= Information given =

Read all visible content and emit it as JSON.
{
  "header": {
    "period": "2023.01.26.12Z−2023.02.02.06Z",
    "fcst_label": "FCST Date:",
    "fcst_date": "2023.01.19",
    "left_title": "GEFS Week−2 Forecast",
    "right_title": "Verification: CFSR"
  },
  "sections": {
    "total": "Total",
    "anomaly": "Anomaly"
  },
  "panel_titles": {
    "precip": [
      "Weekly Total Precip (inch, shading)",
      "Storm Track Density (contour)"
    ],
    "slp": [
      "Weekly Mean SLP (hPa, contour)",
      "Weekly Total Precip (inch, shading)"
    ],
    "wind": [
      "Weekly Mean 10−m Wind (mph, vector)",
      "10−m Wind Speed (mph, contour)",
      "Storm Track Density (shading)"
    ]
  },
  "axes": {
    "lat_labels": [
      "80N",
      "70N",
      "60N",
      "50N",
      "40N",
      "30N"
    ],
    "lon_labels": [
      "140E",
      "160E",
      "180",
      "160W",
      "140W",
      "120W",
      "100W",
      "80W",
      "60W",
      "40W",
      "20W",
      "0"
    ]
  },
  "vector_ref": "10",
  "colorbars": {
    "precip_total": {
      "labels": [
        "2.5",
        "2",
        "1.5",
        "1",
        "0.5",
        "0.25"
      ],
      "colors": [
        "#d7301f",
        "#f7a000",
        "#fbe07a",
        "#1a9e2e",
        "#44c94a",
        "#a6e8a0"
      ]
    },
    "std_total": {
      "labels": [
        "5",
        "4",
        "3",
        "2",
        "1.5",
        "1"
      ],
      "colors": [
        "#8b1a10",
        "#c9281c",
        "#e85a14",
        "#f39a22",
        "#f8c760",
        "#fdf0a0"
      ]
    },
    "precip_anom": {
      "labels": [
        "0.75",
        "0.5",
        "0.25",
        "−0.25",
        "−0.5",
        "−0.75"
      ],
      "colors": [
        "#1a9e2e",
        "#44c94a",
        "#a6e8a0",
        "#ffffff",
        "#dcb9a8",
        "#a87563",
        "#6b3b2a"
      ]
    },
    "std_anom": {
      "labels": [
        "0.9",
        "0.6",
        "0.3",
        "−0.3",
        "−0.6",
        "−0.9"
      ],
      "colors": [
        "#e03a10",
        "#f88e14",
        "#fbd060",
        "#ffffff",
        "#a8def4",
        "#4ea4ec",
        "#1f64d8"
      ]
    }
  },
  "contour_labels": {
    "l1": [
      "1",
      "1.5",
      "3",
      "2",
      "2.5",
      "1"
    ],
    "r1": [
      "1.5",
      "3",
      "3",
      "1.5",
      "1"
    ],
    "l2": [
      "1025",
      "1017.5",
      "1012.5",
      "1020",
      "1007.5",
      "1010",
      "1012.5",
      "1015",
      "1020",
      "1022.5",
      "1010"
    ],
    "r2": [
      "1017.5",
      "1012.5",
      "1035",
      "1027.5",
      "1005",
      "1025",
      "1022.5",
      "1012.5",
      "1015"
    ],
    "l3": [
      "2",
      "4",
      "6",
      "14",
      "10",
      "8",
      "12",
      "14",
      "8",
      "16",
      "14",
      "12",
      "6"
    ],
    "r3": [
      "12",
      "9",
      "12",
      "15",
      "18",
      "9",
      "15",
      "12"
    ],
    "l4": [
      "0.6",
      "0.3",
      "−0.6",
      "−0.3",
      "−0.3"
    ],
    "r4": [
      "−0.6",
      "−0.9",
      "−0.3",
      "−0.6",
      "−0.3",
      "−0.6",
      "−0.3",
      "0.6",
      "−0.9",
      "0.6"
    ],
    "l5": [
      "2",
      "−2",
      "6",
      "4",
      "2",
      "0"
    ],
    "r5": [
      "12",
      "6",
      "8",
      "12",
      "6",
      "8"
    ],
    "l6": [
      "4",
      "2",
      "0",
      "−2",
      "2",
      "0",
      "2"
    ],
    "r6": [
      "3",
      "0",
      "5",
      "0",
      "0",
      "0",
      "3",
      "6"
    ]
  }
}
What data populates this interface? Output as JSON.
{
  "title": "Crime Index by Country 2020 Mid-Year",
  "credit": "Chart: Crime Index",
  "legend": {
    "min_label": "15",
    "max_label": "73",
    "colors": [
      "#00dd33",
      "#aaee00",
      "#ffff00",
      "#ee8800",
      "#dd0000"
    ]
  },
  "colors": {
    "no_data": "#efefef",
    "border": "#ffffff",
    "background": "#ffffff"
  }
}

= Task details =
Reproduce the full listing word for word.

= Reply to the task =
Read all visible content and emit it as JSON.
{
  "header": {
    "period": "2023.01.26.12Z−2023.02.02.06Z",
    "fcst_label": "FCST Date:",
    "fcst_date": "2023.01.19",
    "left_title": "GEFS Week−2 Forecast",
    "right_title": "Verification: CFSR"
  },
  "sections": {
    "total": "Total",
    "anomaly": "Anomaly"
  },
  "panel_titles": {
    "precip": [
      "Weekly Total Precip (inch, shading)",
      "Storm Track Density (contour)"
    ],
    "slp": [
      "Weekly Mean SLP (hPa, contour)",
      "Weekly Total Precip (inch, shading)"
    ],
    "wind": [
      "Weekly Mean 10−m Wind (mph, vector)",
      "10−m Wind Speed (mph, contour)",
      "Storm Track Density (shading)"
    ]
  },
  "axes": {
    "lat_labels": [
      "80N",
      "70N",
      "60N",
      "50N",
      "40N",
      "30N"
    ],
    "lon_labels": [
      "140E",
      "160E",
      "180",
      "160W",
      "140W",
      "120W",
      "100W",
      "80W",
      "60W",
      "40W",
      "20W",
      "0"
    ]
  },
  "vector_ref": "10",
  "colorbars": {
    "precip_total": {
      "labels": [
        "2.5",
        "2",
        "1.5",
        "1",
        "0.5",
        "0.25"
      ],
      "colors": [
        "#d7301f",
        "#f7a000",
        "#fbe07a",
        "#1a9e2e",
        "#44c94a",
        "#a6e8a0"
      ]
    },
    "std_total": {
      "labels": [
        "5",
        "4",
        "3",
        "2",
        "1.5",
        "1"
      ],
      "colors": [
        "#8b1a10",
        "#c9281c",
        "#e85a14",
        "#f39a22",
        "#f8c760",
        "#fdf0a0"
      ]
    },
    "precip_anom": {
      "labels": [
        "0.75",
        "0.5",
        "0.25",
        "−0.25",
        "−0.5",
        "−0.75"
      ],
      "colors": [
        "#1a9e2e",
        "#44c94a",
        "#a6e8a0",
        "#ffffff",
        "#dcb9a8",
        "#a87563",
        "#6b3b2a"
      ]
    },
    "std_anom": {
      "labels": [
        "0.9",
        "0.6",
        "0.3",
        "−0.3",
        "−0.6",
        "−0.9"
      ],
      "colors": [
        "#e03a10",
        "#f88e14",
        "#fbd060",
        "#ffffff",
        "#a8def4",
        "#4ea4ec",
        "#1f64d8"
      ]
    }
  },
  "contour_labels": {
    "l1": [
      "1",
      "1.5",
      "3",
      "2",
      "2.5",
      "1"
    ],
    "r1": [
      "1.5",
      "3",
      "3",
      "1.5",
      "1"
    ],
    "l2": [
      "1025",
      "1017.5",
      "1012.5",
      "1020",
      "1007.5",
      "1010",
      "1012.5",
      "1015",
      "1020",
      "1022.5",
      "1010"
    ],
    "r2": [
      "1017.5",
      "1012.5",
      "1035",
      "1027.5",
      "1005",
      "1025",
      "1022.5",
      "1012.5",
      "1015"
    ],
    "l3": [
      "2",
      "4",
      "6",
      "14",
      "10",
      "8",
      "12",
      "14",
      "8",
      "16",
      "14",
      "12",
      "6"
    ],
    "r3": [
      "12",
      "9",
      "12",
      "15",
      "18",
      "9",
      "15",
      "12"
    ],
    "l4": [
      "0.6",
      "0.3",
      "−0.6",
      "−0.3",
      "−0.3"
    ],
    "r4": [
      "−0.6",
      "−0.9",
      "−0.3",
      "−0.6",
      "−0.3",
      "−0.6",
      "−0.3",
      "0.6",
      "−0.9",
      "0.6"
    ],
    "l5": [
      "2",
      "−2",
      "6",
      "4",
      "2",
      "0"
    ],
    "r5": [
      "12",
      "6",
      "8",
      "12",
      "6",
      "8"
    ],
    "l6": [
      "4",
      "2",
      "0",
      "−2",
      "2",
      "0",
      "2"
    ],
    "r6": [
      "3",
      "0",
      "5",
      "0",
      "0",
      "0",
      "3",
      "6"
    ]
  }
}
What data populates this interface? Output as JSON.
{
  "title": "Crime Index by Country 2020 Mid-Year",
  "credit": "Chart: Crime Index",
  "legend": {
    "min_label": "15",
    "max_label": "73",
    "colors": [
      "#00dd33",
      "#aaee00",
      "#ffff00",
      "#ee8800",
      "#dd0000"
    ]
  },
  "colors": {
    "no_data": "#efefef",
    "border": "#ffffff",
    "background": "#ffffff"
  }
}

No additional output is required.